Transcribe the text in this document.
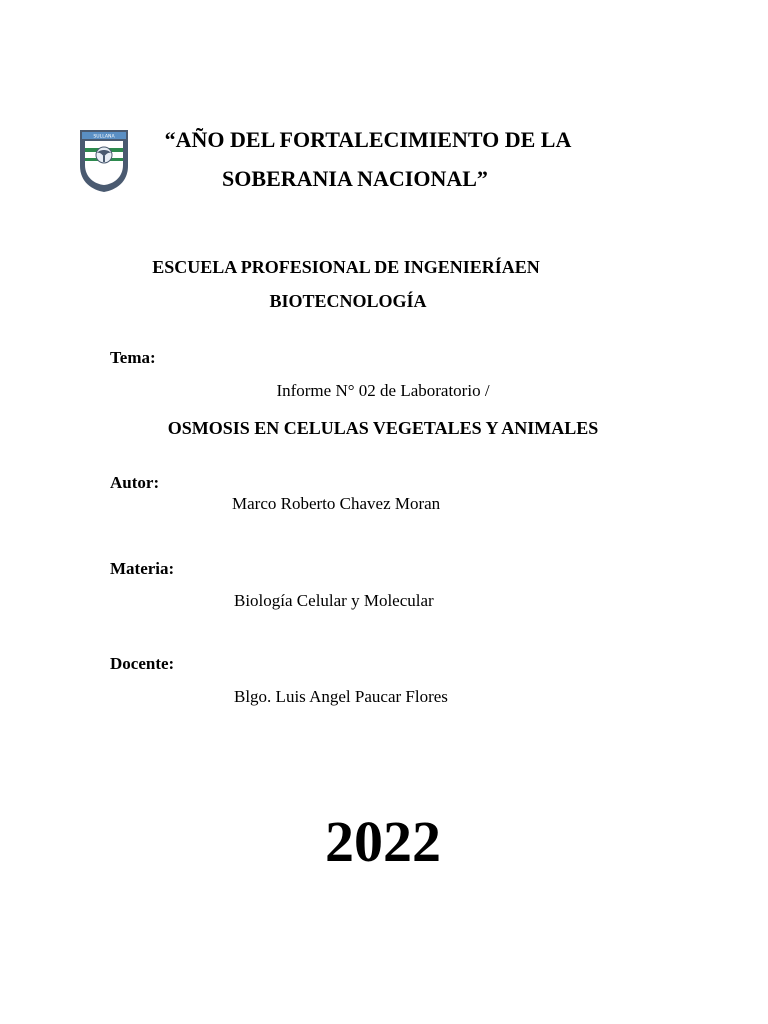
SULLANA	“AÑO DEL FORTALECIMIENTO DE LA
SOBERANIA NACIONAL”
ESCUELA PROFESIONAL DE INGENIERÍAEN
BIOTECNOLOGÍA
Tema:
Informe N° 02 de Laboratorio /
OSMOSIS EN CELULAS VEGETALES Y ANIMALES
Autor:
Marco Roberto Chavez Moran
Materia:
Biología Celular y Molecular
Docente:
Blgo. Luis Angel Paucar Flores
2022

____

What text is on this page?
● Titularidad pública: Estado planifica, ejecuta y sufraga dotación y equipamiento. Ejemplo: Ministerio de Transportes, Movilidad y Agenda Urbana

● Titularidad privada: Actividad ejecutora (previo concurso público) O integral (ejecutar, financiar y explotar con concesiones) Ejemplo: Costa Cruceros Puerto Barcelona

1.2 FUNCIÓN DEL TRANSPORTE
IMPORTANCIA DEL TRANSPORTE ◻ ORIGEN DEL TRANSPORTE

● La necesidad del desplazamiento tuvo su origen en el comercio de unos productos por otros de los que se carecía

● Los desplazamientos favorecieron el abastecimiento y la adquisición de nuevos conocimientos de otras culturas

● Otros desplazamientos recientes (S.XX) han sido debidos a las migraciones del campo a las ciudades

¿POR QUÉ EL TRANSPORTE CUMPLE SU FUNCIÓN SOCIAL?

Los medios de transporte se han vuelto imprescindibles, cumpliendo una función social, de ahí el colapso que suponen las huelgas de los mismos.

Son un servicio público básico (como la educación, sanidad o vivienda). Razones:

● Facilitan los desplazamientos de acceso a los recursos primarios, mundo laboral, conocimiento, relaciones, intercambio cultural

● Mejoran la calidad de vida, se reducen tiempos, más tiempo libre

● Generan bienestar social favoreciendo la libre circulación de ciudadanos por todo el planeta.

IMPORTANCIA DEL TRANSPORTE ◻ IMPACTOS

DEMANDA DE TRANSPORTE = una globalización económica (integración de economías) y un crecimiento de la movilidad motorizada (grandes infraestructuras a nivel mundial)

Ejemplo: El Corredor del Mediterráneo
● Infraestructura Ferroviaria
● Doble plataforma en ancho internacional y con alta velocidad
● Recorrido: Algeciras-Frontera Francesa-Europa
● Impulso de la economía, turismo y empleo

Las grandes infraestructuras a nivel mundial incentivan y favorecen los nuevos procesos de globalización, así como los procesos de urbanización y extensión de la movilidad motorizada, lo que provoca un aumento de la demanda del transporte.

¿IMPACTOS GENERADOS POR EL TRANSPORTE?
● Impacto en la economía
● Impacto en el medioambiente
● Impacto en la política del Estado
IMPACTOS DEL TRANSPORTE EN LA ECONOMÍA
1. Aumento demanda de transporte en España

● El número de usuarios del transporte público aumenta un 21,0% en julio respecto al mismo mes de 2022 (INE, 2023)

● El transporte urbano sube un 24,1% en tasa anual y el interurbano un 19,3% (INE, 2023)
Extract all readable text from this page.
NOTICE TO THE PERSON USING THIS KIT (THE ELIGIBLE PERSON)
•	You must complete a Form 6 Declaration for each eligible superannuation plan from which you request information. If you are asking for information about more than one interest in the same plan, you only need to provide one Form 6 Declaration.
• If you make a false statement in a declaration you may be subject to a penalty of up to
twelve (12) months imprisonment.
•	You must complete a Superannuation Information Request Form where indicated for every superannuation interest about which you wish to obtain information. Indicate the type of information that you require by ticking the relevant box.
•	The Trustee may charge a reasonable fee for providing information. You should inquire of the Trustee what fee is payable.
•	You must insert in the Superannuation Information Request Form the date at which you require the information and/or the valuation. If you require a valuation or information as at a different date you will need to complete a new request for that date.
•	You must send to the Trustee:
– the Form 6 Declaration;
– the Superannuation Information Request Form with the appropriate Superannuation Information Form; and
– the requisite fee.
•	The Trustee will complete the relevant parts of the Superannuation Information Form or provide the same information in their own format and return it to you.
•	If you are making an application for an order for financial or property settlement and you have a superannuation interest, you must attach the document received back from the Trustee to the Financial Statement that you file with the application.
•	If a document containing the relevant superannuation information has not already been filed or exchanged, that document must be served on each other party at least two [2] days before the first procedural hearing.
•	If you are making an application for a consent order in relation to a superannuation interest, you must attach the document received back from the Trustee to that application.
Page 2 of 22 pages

____

| WHAT YOU HAVE TO DO |
From the listing above, copy every line that holds the string "each".

| FULL OUTPUT |
•	You must complete a Form 6 Declaration for each eligible superannuation plan from which you request information. If you are asking for information about more than one interest in the same plan, you only need to provide one Form 6 Declaration.
•	If a document containing the relevant superannuation information has not already been filed or exchanged, that document must be served on each other party at least two [2] days before the first procedural hearing.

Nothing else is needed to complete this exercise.